***** STORED ROWS

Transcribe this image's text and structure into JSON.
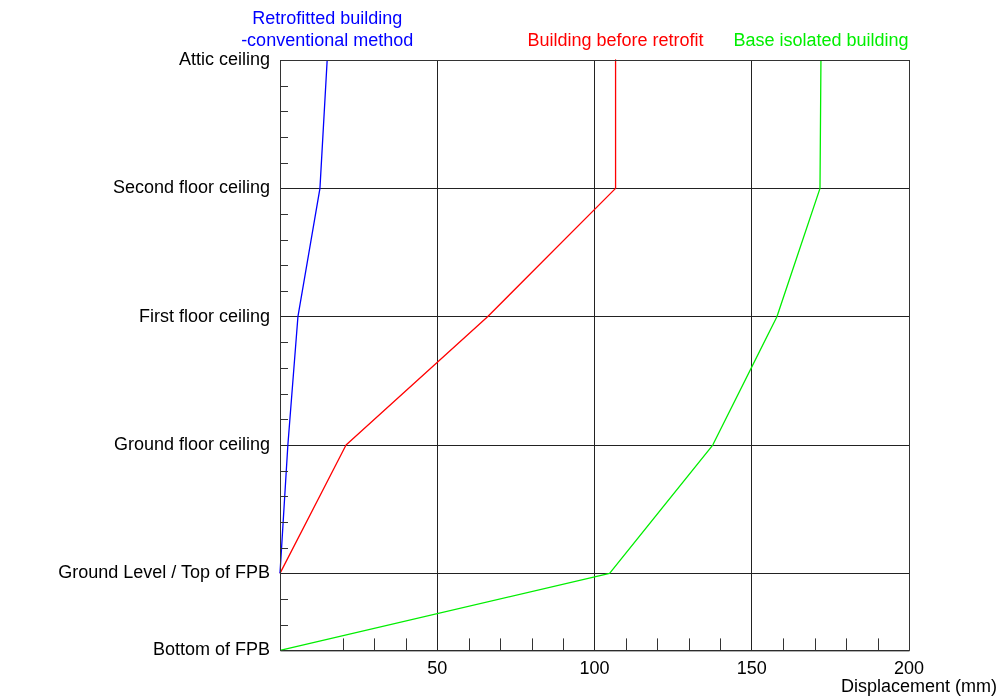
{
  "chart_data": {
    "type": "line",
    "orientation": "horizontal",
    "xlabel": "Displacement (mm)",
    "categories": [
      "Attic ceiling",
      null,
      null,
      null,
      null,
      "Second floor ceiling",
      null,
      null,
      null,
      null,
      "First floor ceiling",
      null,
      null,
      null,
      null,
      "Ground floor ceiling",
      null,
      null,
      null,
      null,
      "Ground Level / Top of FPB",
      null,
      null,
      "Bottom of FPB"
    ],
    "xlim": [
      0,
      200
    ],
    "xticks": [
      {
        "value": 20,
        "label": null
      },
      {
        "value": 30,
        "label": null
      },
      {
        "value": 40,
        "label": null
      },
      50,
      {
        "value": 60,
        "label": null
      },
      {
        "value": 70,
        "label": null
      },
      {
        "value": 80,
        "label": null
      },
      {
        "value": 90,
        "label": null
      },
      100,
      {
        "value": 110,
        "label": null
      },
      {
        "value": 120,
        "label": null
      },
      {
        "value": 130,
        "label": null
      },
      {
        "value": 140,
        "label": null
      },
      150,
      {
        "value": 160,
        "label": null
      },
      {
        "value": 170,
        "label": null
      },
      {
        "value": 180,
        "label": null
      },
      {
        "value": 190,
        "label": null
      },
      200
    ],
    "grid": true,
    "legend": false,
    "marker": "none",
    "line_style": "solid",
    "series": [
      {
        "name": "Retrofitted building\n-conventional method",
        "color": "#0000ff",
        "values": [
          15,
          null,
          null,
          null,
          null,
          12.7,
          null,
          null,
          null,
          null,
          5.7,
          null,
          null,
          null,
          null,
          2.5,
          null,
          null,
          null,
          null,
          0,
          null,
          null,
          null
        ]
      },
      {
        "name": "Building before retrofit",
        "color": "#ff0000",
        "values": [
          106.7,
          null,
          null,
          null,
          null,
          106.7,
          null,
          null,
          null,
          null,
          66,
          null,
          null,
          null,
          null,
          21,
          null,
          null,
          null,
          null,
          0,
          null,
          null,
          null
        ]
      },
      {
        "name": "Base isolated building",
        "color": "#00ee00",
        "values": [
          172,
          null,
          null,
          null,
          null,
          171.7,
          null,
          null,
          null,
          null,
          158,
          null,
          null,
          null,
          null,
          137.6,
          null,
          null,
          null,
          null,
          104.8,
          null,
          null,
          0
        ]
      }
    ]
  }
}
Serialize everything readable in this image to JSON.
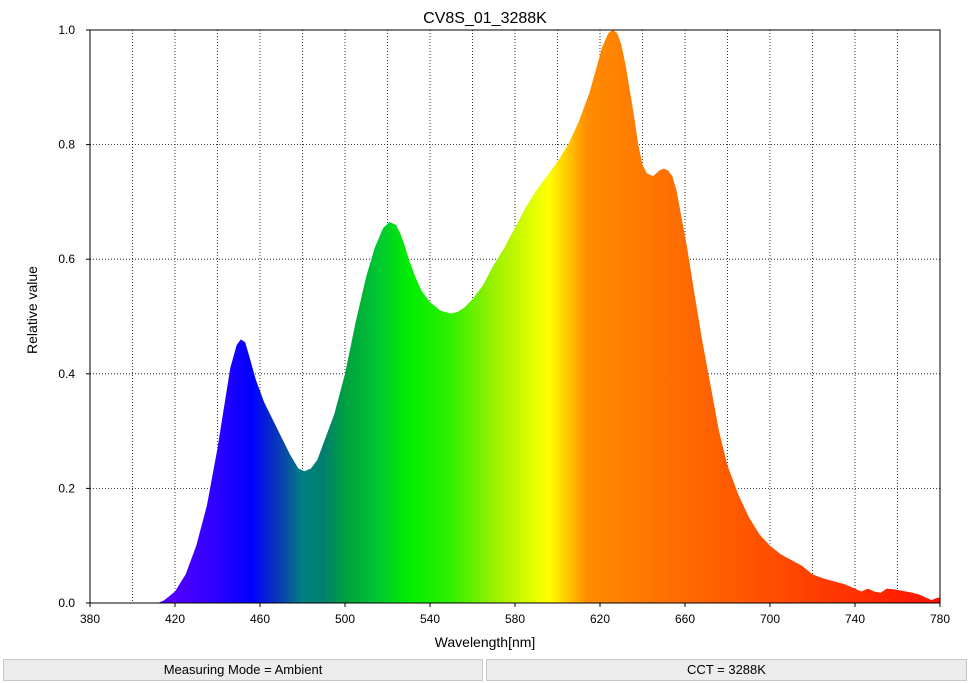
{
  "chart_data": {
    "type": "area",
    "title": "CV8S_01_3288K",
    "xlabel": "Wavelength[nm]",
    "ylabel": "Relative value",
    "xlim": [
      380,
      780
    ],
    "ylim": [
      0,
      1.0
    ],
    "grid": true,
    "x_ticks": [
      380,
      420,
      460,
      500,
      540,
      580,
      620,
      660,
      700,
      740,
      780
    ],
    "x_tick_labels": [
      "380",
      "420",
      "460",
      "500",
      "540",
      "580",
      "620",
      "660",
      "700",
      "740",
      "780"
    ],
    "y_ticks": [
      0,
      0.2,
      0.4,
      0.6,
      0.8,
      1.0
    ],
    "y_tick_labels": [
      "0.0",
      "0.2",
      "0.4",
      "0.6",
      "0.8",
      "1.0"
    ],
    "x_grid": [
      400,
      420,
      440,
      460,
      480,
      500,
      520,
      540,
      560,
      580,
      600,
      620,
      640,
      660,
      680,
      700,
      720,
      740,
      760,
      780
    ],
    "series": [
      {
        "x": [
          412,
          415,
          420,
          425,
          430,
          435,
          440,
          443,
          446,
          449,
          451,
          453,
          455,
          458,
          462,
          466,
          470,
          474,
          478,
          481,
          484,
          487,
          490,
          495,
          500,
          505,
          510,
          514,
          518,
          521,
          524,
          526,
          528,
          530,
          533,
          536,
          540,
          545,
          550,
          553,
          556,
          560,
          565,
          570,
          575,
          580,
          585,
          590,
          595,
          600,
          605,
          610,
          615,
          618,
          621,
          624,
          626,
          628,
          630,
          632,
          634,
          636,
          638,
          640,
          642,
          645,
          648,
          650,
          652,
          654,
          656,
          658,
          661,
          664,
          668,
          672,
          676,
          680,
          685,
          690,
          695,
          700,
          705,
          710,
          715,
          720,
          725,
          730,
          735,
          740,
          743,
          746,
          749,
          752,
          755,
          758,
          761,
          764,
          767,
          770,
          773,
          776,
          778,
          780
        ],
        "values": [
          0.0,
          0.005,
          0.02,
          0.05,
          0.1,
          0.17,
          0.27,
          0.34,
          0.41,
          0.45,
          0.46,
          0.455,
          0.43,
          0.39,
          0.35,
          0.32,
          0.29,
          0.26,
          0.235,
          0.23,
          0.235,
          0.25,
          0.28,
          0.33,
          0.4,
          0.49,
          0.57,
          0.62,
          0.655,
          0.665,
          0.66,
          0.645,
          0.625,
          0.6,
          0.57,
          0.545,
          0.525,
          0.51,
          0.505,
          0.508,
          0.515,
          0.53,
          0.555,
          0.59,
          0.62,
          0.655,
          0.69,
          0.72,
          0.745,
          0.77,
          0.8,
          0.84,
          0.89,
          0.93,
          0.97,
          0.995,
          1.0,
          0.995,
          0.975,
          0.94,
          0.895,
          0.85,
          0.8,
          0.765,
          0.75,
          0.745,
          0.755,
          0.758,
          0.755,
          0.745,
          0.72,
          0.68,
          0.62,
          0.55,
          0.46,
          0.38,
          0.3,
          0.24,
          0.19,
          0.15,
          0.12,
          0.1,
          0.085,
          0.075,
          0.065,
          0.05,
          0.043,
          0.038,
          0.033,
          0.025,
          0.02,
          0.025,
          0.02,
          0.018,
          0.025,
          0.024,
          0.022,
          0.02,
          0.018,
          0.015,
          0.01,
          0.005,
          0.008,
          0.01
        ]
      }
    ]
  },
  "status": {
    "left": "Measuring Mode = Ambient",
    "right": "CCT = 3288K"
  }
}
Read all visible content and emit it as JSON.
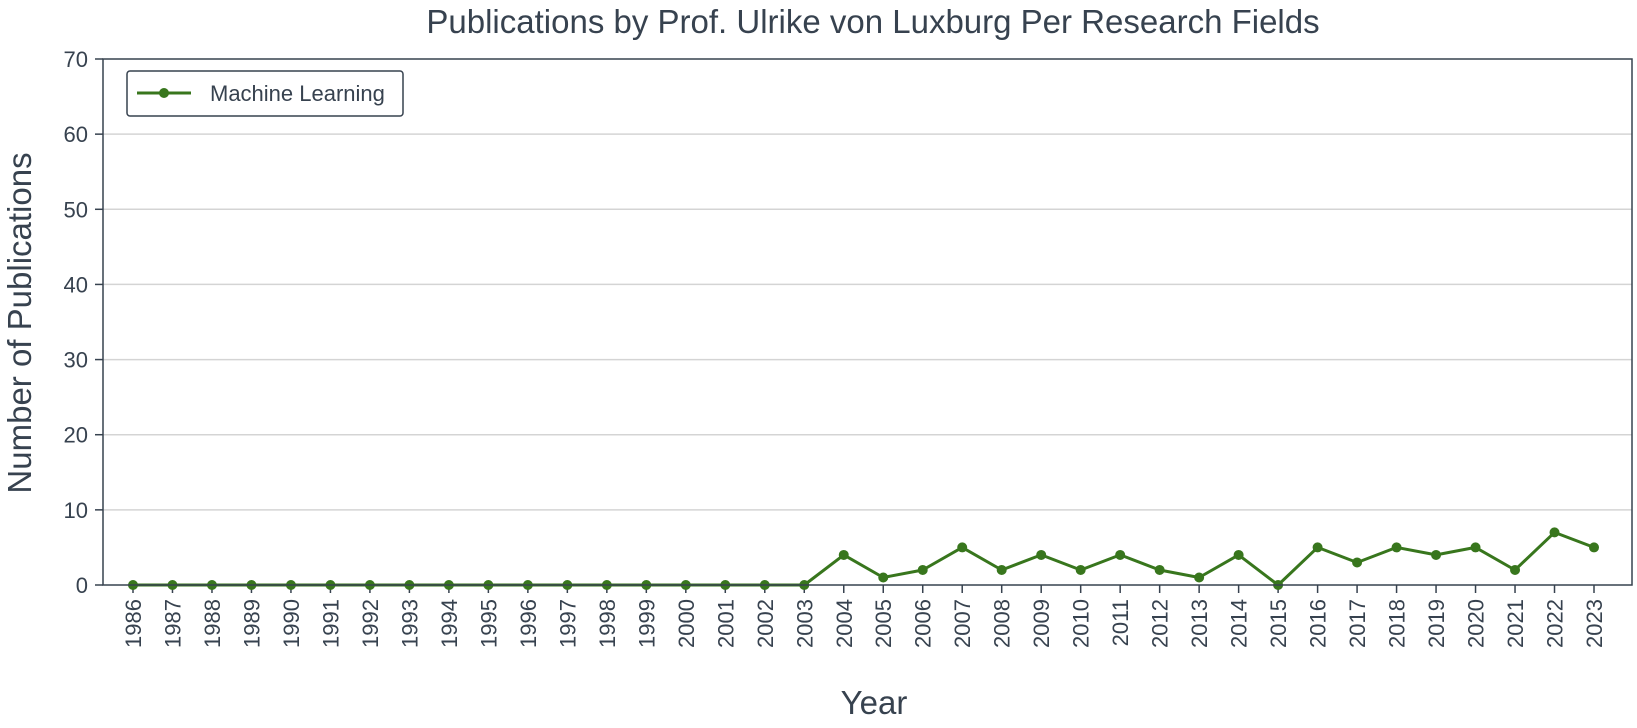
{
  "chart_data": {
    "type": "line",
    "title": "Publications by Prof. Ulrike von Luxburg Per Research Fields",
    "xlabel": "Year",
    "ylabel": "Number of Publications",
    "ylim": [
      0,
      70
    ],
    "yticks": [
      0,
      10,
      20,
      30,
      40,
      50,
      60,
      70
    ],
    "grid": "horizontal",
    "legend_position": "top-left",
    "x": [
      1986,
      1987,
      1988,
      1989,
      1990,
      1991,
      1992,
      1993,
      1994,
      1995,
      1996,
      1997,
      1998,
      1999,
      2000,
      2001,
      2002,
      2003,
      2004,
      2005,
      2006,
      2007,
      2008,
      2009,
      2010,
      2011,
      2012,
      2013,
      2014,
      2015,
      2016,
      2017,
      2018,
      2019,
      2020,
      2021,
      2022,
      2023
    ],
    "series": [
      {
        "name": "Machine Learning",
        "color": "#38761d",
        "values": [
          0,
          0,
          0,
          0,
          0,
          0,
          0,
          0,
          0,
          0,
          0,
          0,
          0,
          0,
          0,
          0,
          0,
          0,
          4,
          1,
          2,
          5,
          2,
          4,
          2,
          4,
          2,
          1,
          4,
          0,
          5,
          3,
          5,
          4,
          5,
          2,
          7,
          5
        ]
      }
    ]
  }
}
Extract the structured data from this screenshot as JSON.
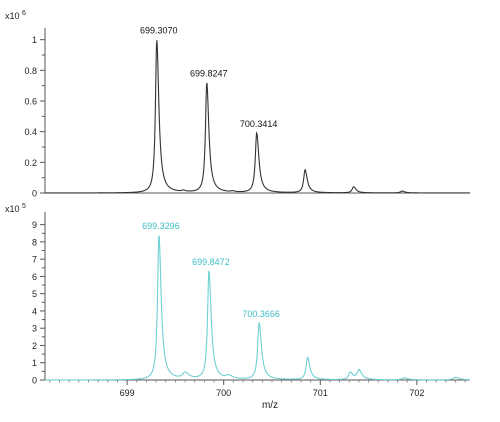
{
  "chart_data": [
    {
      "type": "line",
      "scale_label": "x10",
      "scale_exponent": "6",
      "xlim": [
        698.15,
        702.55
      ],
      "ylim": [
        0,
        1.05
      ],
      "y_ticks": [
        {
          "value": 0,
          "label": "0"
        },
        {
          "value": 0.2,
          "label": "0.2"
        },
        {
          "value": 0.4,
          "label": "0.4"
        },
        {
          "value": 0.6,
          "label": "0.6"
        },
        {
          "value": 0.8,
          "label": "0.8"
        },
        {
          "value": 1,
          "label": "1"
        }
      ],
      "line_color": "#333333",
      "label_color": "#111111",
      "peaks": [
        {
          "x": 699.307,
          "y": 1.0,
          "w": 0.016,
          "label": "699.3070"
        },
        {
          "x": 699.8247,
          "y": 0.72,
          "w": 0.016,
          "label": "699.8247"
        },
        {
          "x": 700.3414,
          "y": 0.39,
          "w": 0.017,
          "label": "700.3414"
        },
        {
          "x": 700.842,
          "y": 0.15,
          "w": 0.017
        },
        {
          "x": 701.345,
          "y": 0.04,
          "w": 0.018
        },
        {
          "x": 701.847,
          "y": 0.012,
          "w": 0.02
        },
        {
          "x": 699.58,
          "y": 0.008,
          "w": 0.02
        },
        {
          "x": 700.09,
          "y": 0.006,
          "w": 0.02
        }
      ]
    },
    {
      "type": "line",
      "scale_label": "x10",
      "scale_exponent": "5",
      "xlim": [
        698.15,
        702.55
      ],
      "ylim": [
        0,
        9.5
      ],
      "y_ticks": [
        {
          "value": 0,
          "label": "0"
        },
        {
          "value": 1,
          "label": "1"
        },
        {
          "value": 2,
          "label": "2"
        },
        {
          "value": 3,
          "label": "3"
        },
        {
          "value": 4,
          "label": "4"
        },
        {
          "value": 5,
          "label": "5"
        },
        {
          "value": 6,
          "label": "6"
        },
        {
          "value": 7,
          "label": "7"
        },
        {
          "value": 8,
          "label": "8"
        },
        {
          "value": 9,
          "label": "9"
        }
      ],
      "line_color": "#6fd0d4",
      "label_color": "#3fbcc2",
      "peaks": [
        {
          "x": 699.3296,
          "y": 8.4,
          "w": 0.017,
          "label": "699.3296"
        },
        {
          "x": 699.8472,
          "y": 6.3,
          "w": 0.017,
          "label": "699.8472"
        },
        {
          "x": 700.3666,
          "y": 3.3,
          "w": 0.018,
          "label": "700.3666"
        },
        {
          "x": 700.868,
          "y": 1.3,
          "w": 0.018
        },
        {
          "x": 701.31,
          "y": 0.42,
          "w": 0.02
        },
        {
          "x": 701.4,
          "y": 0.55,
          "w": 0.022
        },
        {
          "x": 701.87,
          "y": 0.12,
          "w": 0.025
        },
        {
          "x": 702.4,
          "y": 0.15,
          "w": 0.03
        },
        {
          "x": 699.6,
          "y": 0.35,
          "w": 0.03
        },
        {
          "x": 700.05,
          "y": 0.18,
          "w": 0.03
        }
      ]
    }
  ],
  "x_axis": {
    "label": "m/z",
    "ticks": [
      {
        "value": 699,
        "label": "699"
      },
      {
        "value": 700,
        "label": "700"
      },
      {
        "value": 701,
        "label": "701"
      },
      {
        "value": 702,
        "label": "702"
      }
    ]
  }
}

**********

REQUIRED TASK:
Using the records above, gather all lines where the string "title" is present.

COMPLETED TASK:
    "title": "CV8S_01_3288K",
    "title": "Publications by Prof. Ulrike von Luxburg Per Research Fields",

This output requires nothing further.